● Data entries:
※ ※ ※
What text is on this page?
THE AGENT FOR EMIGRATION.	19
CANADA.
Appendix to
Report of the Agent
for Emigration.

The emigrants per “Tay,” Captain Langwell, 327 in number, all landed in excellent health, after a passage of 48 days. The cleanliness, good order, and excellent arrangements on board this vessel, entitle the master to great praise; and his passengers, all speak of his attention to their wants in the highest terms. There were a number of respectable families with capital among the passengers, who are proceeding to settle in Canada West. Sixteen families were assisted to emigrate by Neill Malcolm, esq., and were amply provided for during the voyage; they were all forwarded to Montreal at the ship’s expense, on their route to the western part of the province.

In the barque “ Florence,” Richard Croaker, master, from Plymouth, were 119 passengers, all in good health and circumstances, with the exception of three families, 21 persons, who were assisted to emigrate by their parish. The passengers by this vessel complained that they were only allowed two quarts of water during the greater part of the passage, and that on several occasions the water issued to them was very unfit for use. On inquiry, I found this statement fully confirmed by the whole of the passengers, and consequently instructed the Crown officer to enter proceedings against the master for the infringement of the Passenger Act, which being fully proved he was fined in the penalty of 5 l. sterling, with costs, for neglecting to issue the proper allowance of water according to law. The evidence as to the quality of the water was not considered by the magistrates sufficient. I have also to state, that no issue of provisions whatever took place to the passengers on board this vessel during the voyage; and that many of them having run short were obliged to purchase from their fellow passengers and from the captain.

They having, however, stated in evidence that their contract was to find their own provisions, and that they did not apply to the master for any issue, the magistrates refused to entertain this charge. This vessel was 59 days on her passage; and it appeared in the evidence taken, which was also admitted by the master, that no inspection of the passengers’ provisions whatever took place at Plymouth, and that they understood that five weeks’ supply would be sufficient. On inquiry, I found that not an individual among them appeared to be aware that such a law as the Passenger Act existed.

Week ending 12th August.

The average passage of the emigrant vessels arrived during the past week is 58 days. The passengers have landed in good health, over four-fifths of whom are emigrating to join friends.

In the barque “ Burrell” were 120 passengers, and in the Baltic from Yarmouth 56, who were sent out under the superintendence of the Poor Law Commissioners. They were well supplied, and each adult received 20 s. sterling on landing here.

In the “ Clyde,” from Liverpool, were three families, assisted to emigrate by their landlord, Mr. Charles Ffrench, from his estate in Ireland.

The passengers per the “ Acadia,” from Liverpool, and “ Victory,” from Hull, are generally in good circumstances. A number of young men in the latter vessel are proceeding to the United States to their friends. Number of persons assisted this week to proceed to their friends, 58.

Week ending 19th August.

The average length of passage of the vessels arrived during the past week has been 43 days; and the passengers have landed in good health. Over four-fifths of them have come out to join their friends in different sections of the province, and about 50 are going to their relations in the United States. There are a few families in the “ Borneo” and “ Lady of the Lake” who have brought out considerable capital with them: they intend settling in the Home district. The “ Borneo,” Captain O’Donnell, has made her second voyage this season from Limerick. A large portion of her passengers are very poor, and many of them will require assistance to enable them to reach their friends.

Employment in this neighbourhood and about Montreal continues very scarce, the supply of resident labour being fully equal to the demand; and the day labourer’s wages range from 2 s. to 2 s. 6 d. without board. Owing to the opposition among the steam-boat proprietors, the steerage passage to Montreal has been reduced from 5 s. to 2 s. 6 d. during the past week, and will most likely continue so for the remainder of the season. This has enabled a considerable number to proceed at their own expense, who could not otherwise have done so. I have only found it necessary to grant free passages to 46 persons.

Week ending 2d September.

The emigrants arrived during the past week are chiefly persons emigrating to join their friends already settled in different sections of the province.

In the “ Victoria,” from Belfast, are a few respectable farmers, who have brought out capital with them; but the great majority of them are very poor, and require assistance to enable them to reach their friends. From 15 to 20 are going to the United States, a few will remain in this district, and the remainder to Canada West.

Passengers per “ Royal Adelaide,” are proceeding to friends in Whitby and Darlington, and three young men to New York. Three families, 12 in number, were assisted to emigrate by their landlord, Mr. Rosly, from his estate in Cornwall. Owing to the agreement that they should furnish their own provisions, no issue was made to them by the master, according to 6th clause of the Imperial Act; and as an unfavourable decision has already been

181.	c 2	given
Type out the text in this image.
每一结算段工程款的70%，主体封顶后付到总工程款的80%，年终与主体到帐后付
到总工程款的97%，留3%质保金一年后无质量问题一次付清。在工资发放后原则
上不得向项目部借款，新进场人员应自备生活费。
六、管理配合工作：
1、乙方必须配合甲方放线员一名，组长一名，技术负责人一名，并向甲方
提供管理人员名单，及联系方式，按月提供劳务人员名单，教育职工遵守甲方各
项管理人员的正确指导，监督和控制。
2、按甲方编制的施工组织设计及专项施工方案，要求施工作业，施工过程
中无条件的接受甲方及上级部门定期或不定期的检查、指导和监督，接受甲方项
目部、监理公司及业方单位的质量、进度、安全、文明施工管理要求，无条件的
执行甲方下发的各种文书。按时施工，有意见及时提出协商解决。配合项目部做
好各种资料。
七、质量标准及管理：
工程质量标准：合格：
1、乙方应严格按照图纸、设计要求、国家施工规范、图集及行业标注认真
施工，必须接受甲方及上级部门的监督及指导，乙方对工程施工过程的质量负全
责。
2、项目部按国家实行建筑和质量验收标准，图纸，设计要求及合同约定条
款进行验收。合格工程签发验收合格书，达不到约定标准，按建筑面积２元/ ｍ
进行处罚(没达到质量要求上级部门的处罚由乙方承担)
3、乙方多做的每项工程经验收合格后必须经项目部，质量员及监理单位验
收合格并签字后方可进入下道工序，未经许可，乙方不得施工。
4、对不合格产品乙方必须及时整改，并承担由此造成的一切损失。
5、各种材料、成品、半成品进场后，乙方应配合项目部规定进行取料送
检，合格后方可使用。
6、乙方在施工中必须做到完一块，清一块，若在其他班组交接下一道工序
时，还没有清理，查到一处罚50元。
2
※ ※ ※
● EXERCISE BRIEF: Where a line contains the string "emigrating", extract that line.

● RESULT OF THE EXERCISE:
The average passage of the emigrant vessels arrived during the past week is 58 days. The passengers have landed in good health, over four-fifths of whom are emigrating to join friends.
The emigrants arrived during the past week are chiefly persons emigrating to join their friends already settled in different sections of the province.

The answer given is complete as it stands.